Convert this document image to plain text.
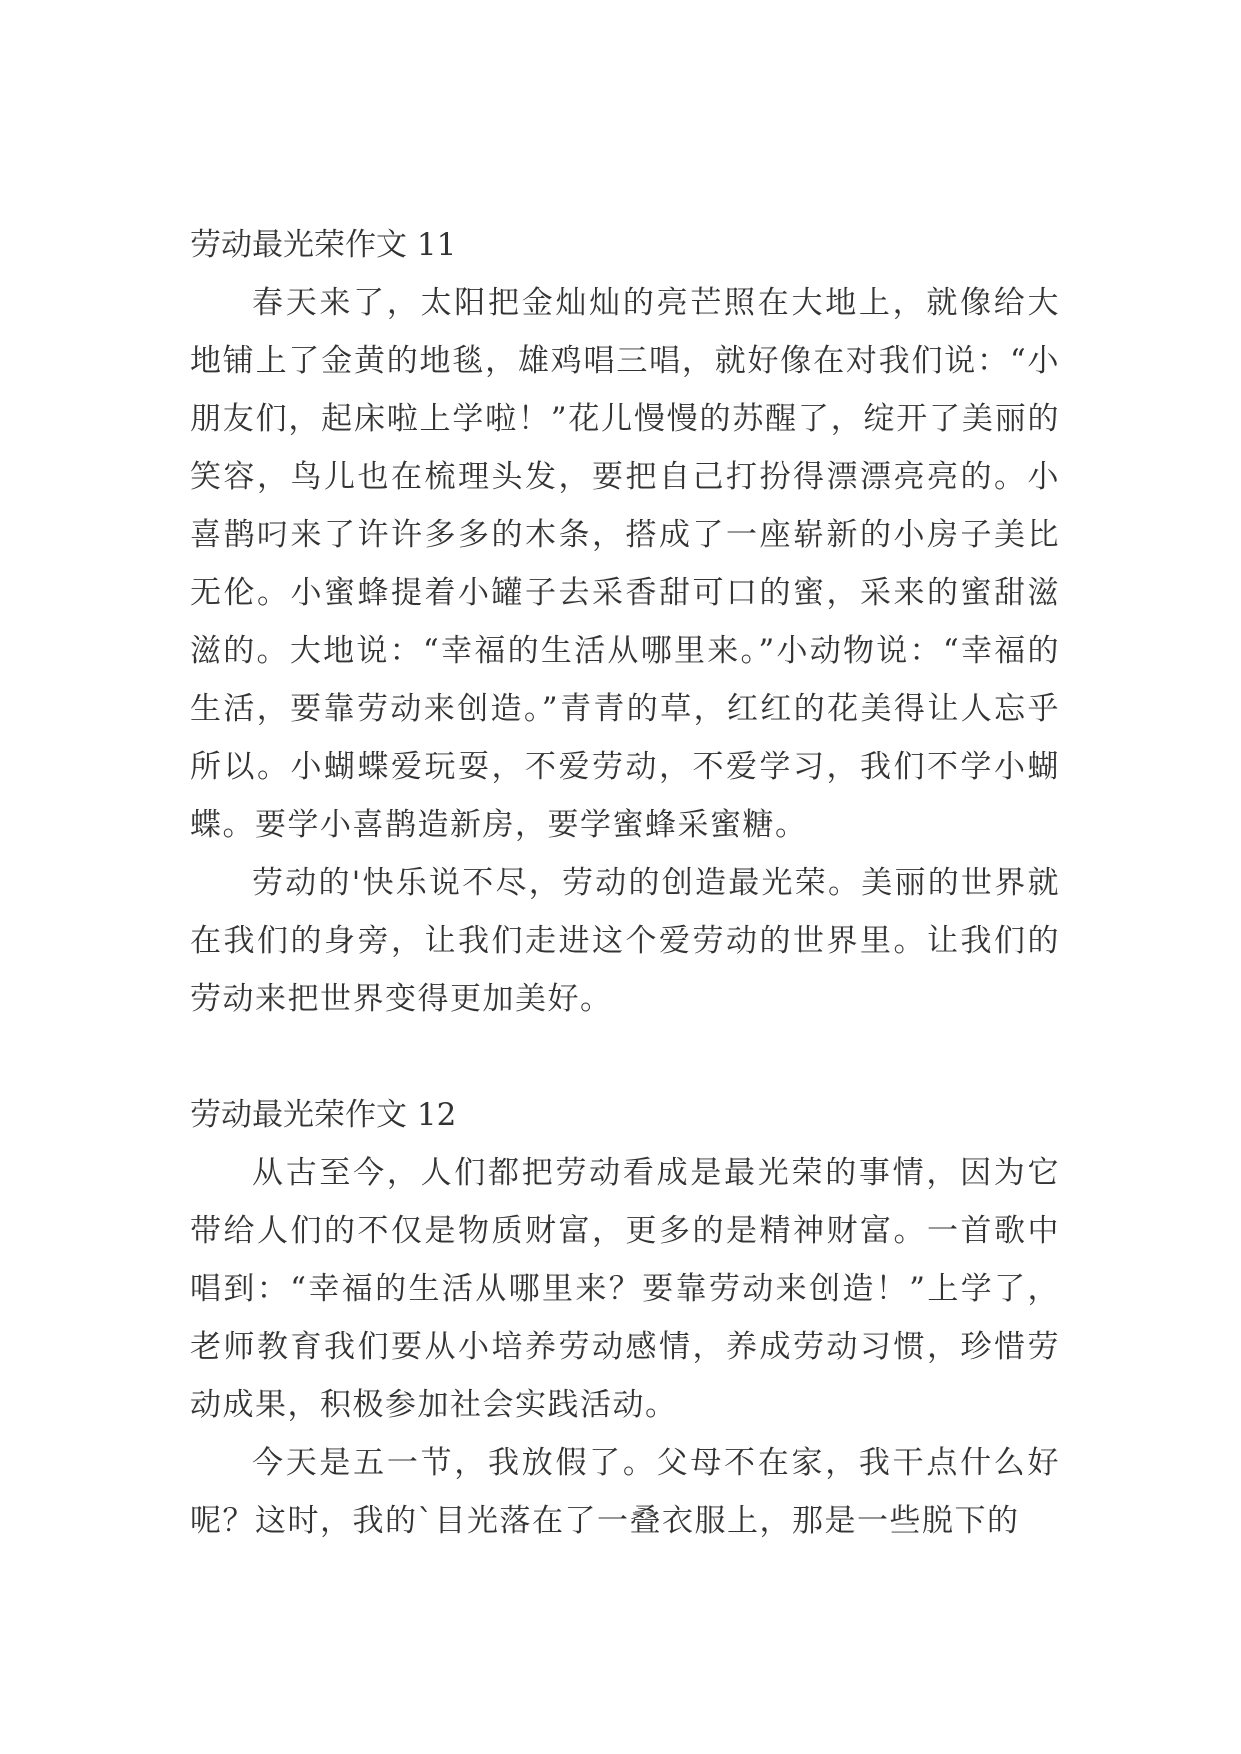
劳动最光荣作文 11

春天来了，太阳把金灿灿的亮芒照在大地上，就像给大地铺上了金黄的地毯，雄鸡唱三唱，就好像在对我们说：“小朋友们，起床啦上学啦！”花儿慢慢的苏醒了，绽开了美丽的笑容，鸟儿也在梳理头发，要把自己打扮得漂漂亮亮的。小喜鹊叼来了许许多多的木条，搭成了一座崭新的小房子美比无伦。小蜜蜂提着小罐子去采香甜可口的蜜，采来的蜜甜滋滋的。大地说：“幸福的生活从哪里来。”小动物说：“幸福的生活，要靠劳动来创造。”青青的草，红红的花美得让人忘乎所以。小蝴蝶爱玩耍，不爱劳动，不爱学习，我们不学小蝴蝶。要学小喜鹊造新房，要学蜜蜂采蜜糖。

劳动的'快乐说不尽，劳动的创造最光荣。美丽的世界就在我们的身旁，让我们走进这个爱劳动的世界里。让我们的劳动来把世界变得更加美好。

劳动最光荣作文 12

从古至今，人们都把劳动看成是最光荣的事情，因为它带给人们的不仅是物质财富，更多的是精神财富。一首歌中唱到：“幸福的生活从哪里来？要靠劳动来创造！”上学了，老师教育我们要从小培养劳动感情，养成劳动习惯，珍惜劳动成果，积极参加社会实践活动。

今天是五一节，我放假了。父母不在家，我干点什么好呢？这时，我的`目光落在了一叠衣服上，那是一些脱下的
──────
§ To do:
Copy out every line of the material above exactly, skipping the pictures.

§ Answer to the task:
Convert this document image to plain text.
劳动最光荣作文 11

春天来了，太阳把金灿灿的亮芒照在大地上，就像给大地铺上了金黄的地毯，雄鸡唱三唱，就好像在对我们说：“小朋友们，起床啦上学啦！”花儿慢慢的苏醒了，绽开了美丽的笑容，鸟儿也在梳理头发，要把自己打扮得漂漂亮亮的。小喜鹊叼来了许许多多的木条，搭成了一座崭新的小房子美比无伦。小蜜蜂提着小罐子去采香甜可口的蜜，采来的蜜甜滋滋的。大地说：“幸福的生活从哪里来。”小动物说：“幸福的生活，要靠劳动来创造。”青青的草，红红的花美得让人忘乎所以。小蝴蝶爱玩耍，不爱劳动，不爱学习，我们不学小蝴蝶。要学小喜鹊造新房，要学蜜蜂采蜜糖。

劳动的'快乐说不尽，劳动的创造最光荣。美丽的世界就在我们的身旁，让我们走进这个爱劳动的世界里。让我们的劳动来把世界变得更加美好。

劳动最光荣作文 12

从古至今，人们都把劳动看成是最光荣的事情，因为它带给人们的不仅是物质财富，更多的是精神财富。一首歌中唱到：“幸福的生活从哪里来？要靠劳动来创造！”上学了，老师教育我们要从小培养劳动感情，养成劳动习惯，珍惜劳动成果，积极参加社会实践活动。

今天是五一节，我放假了。父母不在家，我干点什么好呢？这时，我的`目光落在了一叠衣服上，那是一些脱下的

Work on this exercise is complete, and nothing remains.